=== Records provided ===
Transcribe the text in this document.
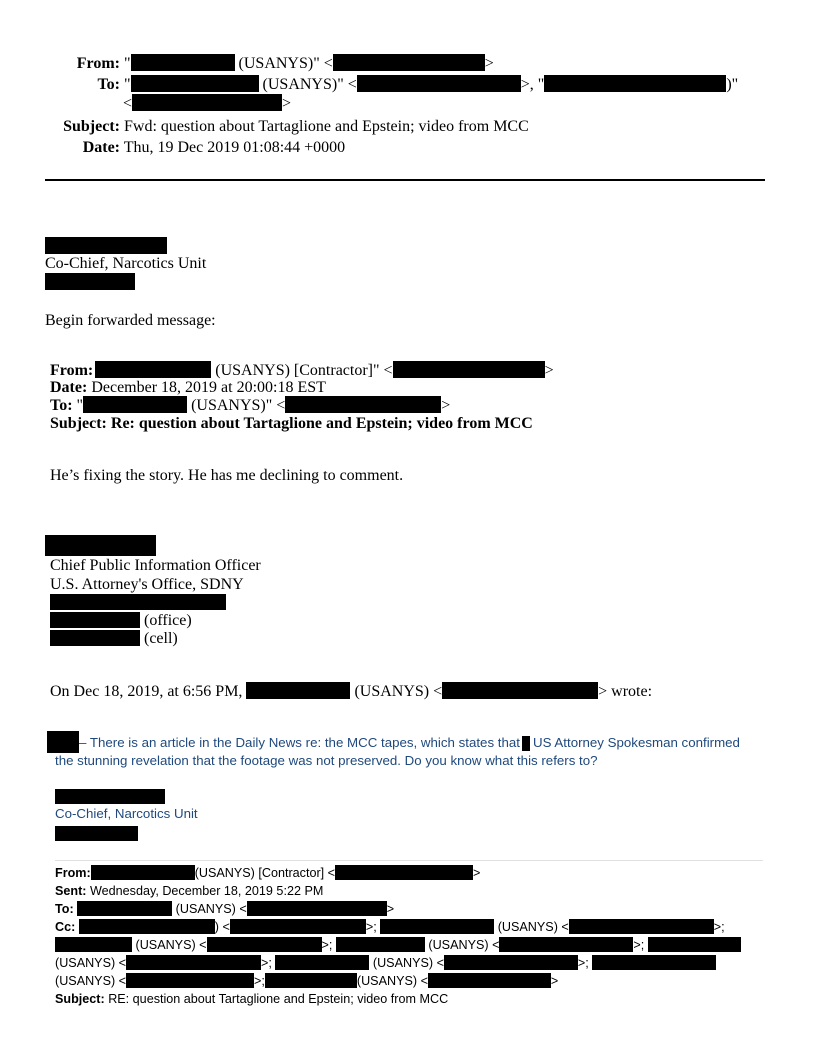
From: "	(USANYS)" <	>
To: "	(USANYS)" <	>, "	)"
<	>
Subject: Fwd: question about Tartaglione and Epstein; video from MCC
Date: Thu, 19 Dec 2019 01:08:44 +0000
Co-Chief, Narcotics Unit
Begin forwarded message:
From:	(USANYS) [Contractor]" <	>
Date: December 18, 2019 at 20:00:18 EST
To: "	(USANYS)" <	>
Subject: Re: question about Tartaglione and Epstein; video from MCC
He’s fixing the story. He has me declining to comment.
Chief Public Information Officer
U.S. Attorney's Office, SDNY
(office)
(cell)
On Dec 18, 2019, at 6:56 PM,	(USANYS) <	> wrote:
– There is an article in the Daily News re: the MCC tapes, which states that US Attorney Spokesman confirmed
the stunning revelation that the footage was not preserved. Do you know what this refers to?
Co-Chief, Narcotics Unit
From:	(USANYS) [Contractor] <	>
Sent: Wednesday, December 18, 2019 5:22 PM
To:	(USANYS) <	>
Cc:	) <	>;	(USANYS) <	>;
(USANYS) <	>;	(USANYS) <	>;
(USANYS) <	>;	(USANYS) <	>;
(USANYS) <	>;	(USANYS) <	>
Subject: RE: question about Tartaglione and Epstein; video from MCC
===
Check each line of the records for the word "Epstein" and extract those that contain it.

Subject: Fwd: question about Tartaglione and Epstein; video from MCC
Subject: Re: question about Tartaglione and Epstein; video from MCC
Subject: RE: question about Tartaglione and Epstein; video from MCC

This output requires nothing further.